■ **The problem**
Exactly as written, quote every line that follows, skipping the images.

■ **Entries**

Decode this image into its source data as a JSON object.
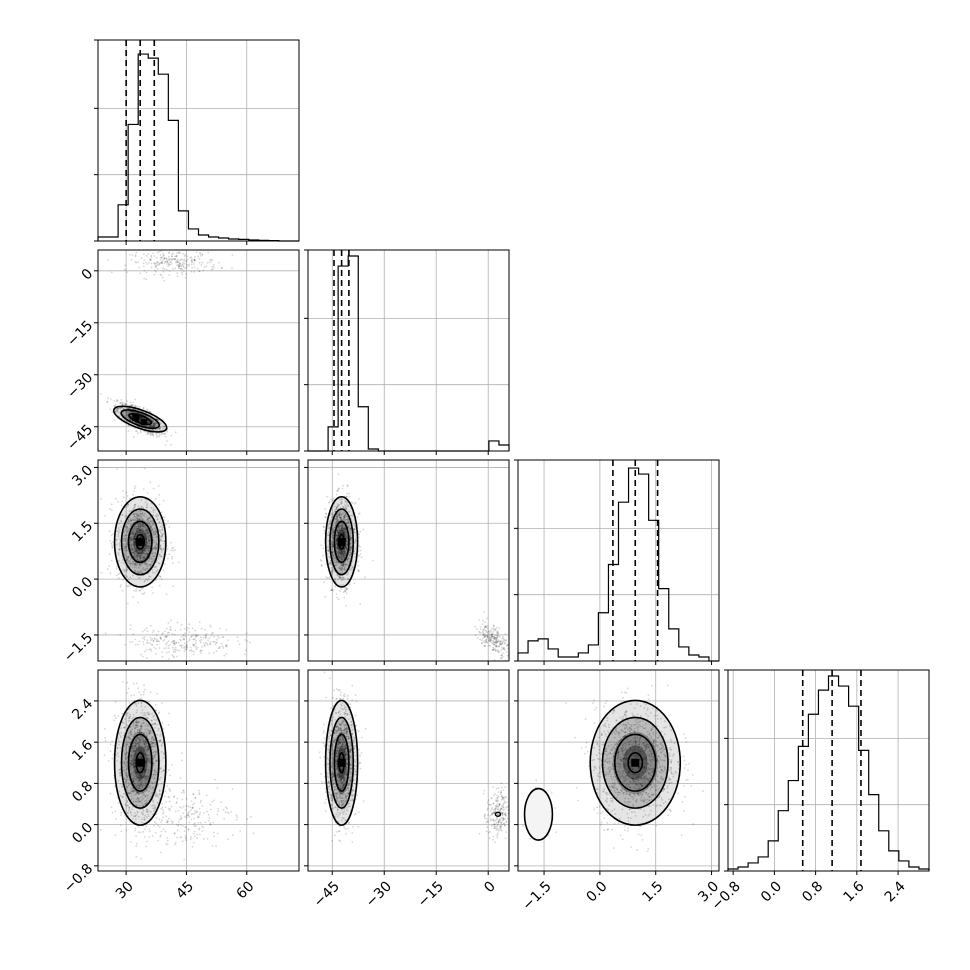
{
  "chart_data": {
    "type": "corner",
    "grid": true,
    "parameters": [
      {
        "ticks": [
          30,
          45,
          60
        ],
        "tick_labels": [
          "30",
          "45",
          "60"
        ],
        "range": [
          23,
          73
        ]
      },
      {
        "ticks": [
          -45,
          -30,
          -15,
          0
        ],
        "tick_labels": [
          "−45",
          "−30",
          "−15",
          "0"
        ],
        "range": [
          -52,
          6
        ]
      },
      {
        "ticks": [
          -1.5,
          0.0,
          1.5,
          3.0
        ],
        "tick_labels": [
          "−1.5",
          "0.0",
          "1.5",
          "3.0"
        ],
        "range": [
          -2.2,
          3.2
        ]
      },
      {
        "ticks": [
          -0.8,
          0.0,
          0.8,
          1.6,
          2.4
        ],
        "tick_labels": [
          "−0.8",
          "0.0",
          "0.8",
          "1.6",
          "2.4"
        ],
        "range": [
          -0.9,
          3.0
        ]
      }
    ],
    "quantiles": [
      [
        30.0,
        33.5,
        37.0
      ],
      [
        -44.5,
        -42.3,
        -40.2
      ],
      [
        0.35,
        0.95,
        1.55
      ],
      [
        0.55,
        1.12,
        1.68
      ]
    ],
    "histograms": [
      {
        "counts": [
          0.02,
          0.02,
          0.18,
          0.58,
          0.93,
          0.91,
          0.83,
          0.6,
          0.15,
          0.06,
          0.03,
          0.02,
          0.015,
          0.01,
          0.008,
          0.005,
          0.003,
          0.002,
          0.0,
          0.0
        ]
      },
      {
        "counts": [
          0.0,
          0.0,
          0.12,
          0.92,
          0.97,
          0.22,
          0.01,
          0.0,
          0.0,
          0.0,
          0.0,
          0.0,
          0.0,
          0.0,
          0.0,
          0.0,
          0.0,
          0.0,
          0.05,
          0.03
        ]
      },
      {
        "counts": [
          0.04,
          0.1,
          0.11,
          0.06,
          0.02,
          0.02,
          0.04,
          0.08,
          0.24,
          0.48,
          0.79,
          0.96,
          0.93,
          0.7,
          0.36,
          0.16,
          0.07,
          0.03,
          0.02,
          0.0
        ]
      },
      {
        "counts": [
          0.01,
          0.02,
          0.04,
          0.07,
          0.15,
          0.3,
          0.45,
          0.62,
          0.78,
          0.9,
          0.97,
          0.92,
          0.82,
          0.6,
          0.38,
          0.2,
          0.1,
          0.05,
          0.02,
          0.01
        ]
      }
    ],
    "modes": [
      {
        "center": [
          33.5,
          -42.8
        ],
        "sigma": [
          2.8,
          2.2
        ],
        "rho": -0.72,
        "weight": 0.93,
        "n_points": 900
      },
      {
        "center": [
          42.0,
          2.5
        ],
        "sigma": [
          5.5,
          1.7
        ],
        "rho": 0.0,
        "weight": 0.07,
        "n_points": 240
      }
    ],
    "panels": {
      "2_0": {
        "components": [
          {
            "cx": 33.5,
            "cy": 1.0,
            "sx": 2.9,
            "sy": 0.55,
            "rho": 0.0,
            "n": 1200,
            "contours": true
          },
          {
            "cx": 44.0,
            "cy": -1.65,
            "sx": 6.5,
            "sy": 0.22,
            "rho": 0.0,
            "n": 260,
            "contours": false
          }
        ]
      },
      "2_1": {
        "components": [
          {
            "cx": -42.3,
            "cy": 1.0,
            "sx": 2.1,
            "sy": 0.55,
            "rho": 0.0,
            "n": 1200,
            "contours": true
          },
          {
            "cx": 1.5,
            "cy": -1.6,
            "sx": 2.2,
            "sy": 0.22,
            "rho": -0.5,
            "n": 220,
            "contours": false
          }
        ]
      },
      "3_0": {
        "components": [
          {
            "cx": 33.5,
            "cy": 1.2,
            "sx": 2.9,
            "sy": 0.55,
            "rho": 0.0,
            "n": 1200,
            "contours": true
          },
          {
            "cx": 44.0,
            "cy": 0.18,
            "sx": 6.5,
            "sy": 0.3,
            "rho": 0.0,
            "n": 240,
            "contours": false
          }
        ]
      },
      "3_1": {
        "components": [
          {
            "cx": -42.3,
            "cy": 1.2,
            "sx": 2.1,
            "sy": 0.55,
            "rho": 0.0,
            "n": 1200,
            "contours": true
          },
          {
            "cx": 2.8,
            "cy": 0.2,
            "sx": 1.6,
            "sy": 0.25,
            "rho": 0.0,
            "n": 220,
            "contours": "inner"
          }
        ]
      },
      "3_2": {
        "components": [
          {
            "cx": 0.95,
            "cy": 1.2,
            "sx": 0.55,
            "sy": 0.55,
            "rho": 0.0,
            "n": 1200,
            "contours": true
          },
          {
            "cx": -1.65,
            "cy": 0.2,
            "sx": 0.15,
            "sy": 0.2,
            "rho": 0.0,
            "n": 220,
            "contours": "blob"
          }
        ]
      }
    }
  }
}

■ **Expected answer**
Decode this image into its source data as a JSON object.
{
  "chart_data": {
    "type": "corner",
    "grid": true,
    "parameters": [
      {
        "ticks": [
          30,
          45,
          60
        ],
        "tick_labels": [
          "30",
          "45",
          "60"
        ],
        "range": [
          23,
          73
        ]
      },
      {
        "ticks": [
          -45,
          -30,
          -15,
          0
        ],
        "tick_labels": [
          "−45",
          "−30",
          "−15",
          "0"
        ],
        "range": [
          -52,
          6
        ]
      },
      {
        "ticks": [
          -1.5,
          0.0,
          1.5,
          3.0
        ],
        "tick_labels": [
          "−1.5",
          "0.0",
          "1.5",
          "3.0"
        ],
        "range": [
          -2.2,
          3.2
        ]
      },
      {
        "ticks": [
          -0.8,
          0.0,
          0.8,
          1.6,
          2.4
        ],
        "tick_labels": [
          "−0.8",
          "0.0",
          "0.8",
          "1.6",
          "2.4"
        ],
        "range": [
          -0.9,
          3.0
        ]
      }
    ],
    "quantiles": [
      [
        30.0,
        33.5,
        37.0
      ],
      [
        -44.5,
        -42.3,
        -40.2
      ],
      [
        0.35,
        0.95,
        1.55
      ],
      [
        0.55,
        1.12,
        1.68
      ]
    ],
    "histograms": [
      {
        "counts": [
          0.02,
          0.02,
          0.18,
          0.58,
          0.93,
          0.91,
          0.83,
          0.6,
          0.15,
          0.06,
          0.03,
          0.02,
          0.015,
          0.01,
          0.008,
          0.005,
          0.003,
          0.002,
          0.0,
          0.0
        ]
      },
      {
        "counts": [
          0.0,
          0.0,
          0.12,
          0.92,
          0.97,
          0.22,
          0.01,
          0.0,
          0.0,
          0.0,
          0.0,
          0.0,
          0.0,
          0.0,
          0.0,
          0.0,
          0.0,
          0.0,
          0.05,
          0.03
        ]
      },
      {
        "counts": [
          0.04,
          0.1,
          0.11,
          0.06,
          0.02,
          0.02,
          0.04,
          0.08,
          0.24,
          0.48,
          0.79,
          0.96,
          0.93,
          0.7,
          0.36,
          0.16,
          0.07,
          0.03,
          0.02,
          0.0
        ]
      },
      {
        "counts": [
          0.01,
          0.02,
          0.04,
          0.07,
          0.15,
          0.3,
          0.45,
          0.62,
          0.78,
          0.9,
          0.97,
          0.92,
          0.82,
          0.6,
          0.38,
          0.2,
          0.1,
          0.05,
          0.02,
          0.01
        ]
      }
    ],
    "modes": [
      {
        "center": [
          33.5,
          -42.8
        ],
        "sigma": [
          2.8,
          2.2
        ],
        "rho": -0.72,
        "weight": 0.93,
        "n_points": 900
      },
      {
        "center": [
          42.0,
          2.5
        ],
        "sigma": [
          5.5,
          1.7
        ],
        "rho": 0.0,
        "weight": 0.07,
        "n_points": 240
      }
    ],
    "panels": {
      "2_0": {
        "components": [
          {
            "cx": 33.5,
            "cy": 1.0,
            "sx": 2.9,
            "sy": 0.55,
            "rho": 0.0,
            "n": 1200,
            "contours": true
          },
          {
            "cx": 44.0,
            "cy": -1.65,
            "sx": 6.5,
            "sy": 0.22,
            "rho": 0.0,
            "n": 260,
            "contours": false
          }
        ]
      },
      "2_1": {
        "components": [
          {
            "cx": -42.3,
            "cy": 1.0,
            "sx": 2.1,
            "sy": 0.55,
            "rho": 0.0,
            "n": 1200,
            "contours": true
          },
          {
            "cx": 1.5,
            "cy": -1.6,
            "sx": 2.2,
            "sy": 0.22,
            "rho": -0.5,
            "n": 220,
            "contours": false
          }
        ]
      },
      "3_0": {
        "components": [
          {
            "cx": 33.5,
            "cy": 1.2,
            "sx": 2.9,
            "sy": 0.55,
            "rho": 0.0,
            "n": 1200,
            "contours": true
          },
          {
            "cx": 44.0,
            "cy": 0.18,
            "sx": 6.5,
            "sy": 0.3,
            "rho": 0.0,
            "n": 240,
            "contours": false
          }
        ]
      },
      "3_1": {
        "components": [
          {
            "cx": -42.3,
            "cy": 1.2,
            "sx": 2.1,
            "sy": 0.55,
            "rho": 0.0,
            "n": 1200,
            "contours": true
          },
          {
            "cx": 2.8,
            "cy": 0.2,
            "sx": 1.6,
            "sy": 0.25,
            "rho": 0.0,
            "n": 220,
            "contours": "inner"
          }
        ]
      },
      "3_2": {
        "components": [
          {
            "cx": 0.95,
            "cy": 1.2,
            "sx": 0.55,
            "sy": 0.55,
            "rho": 0.0,
            "n": 1200,
            "contours": true
          },
          {
            "cx": -1.65,
            "cy": 0.2,
            "sx": 0.15,
            "sy": 0.2,
            "rho": 0.0,
            "n": 220,
            "contours": "blob"
          }
        ]
      }
    }
  }
}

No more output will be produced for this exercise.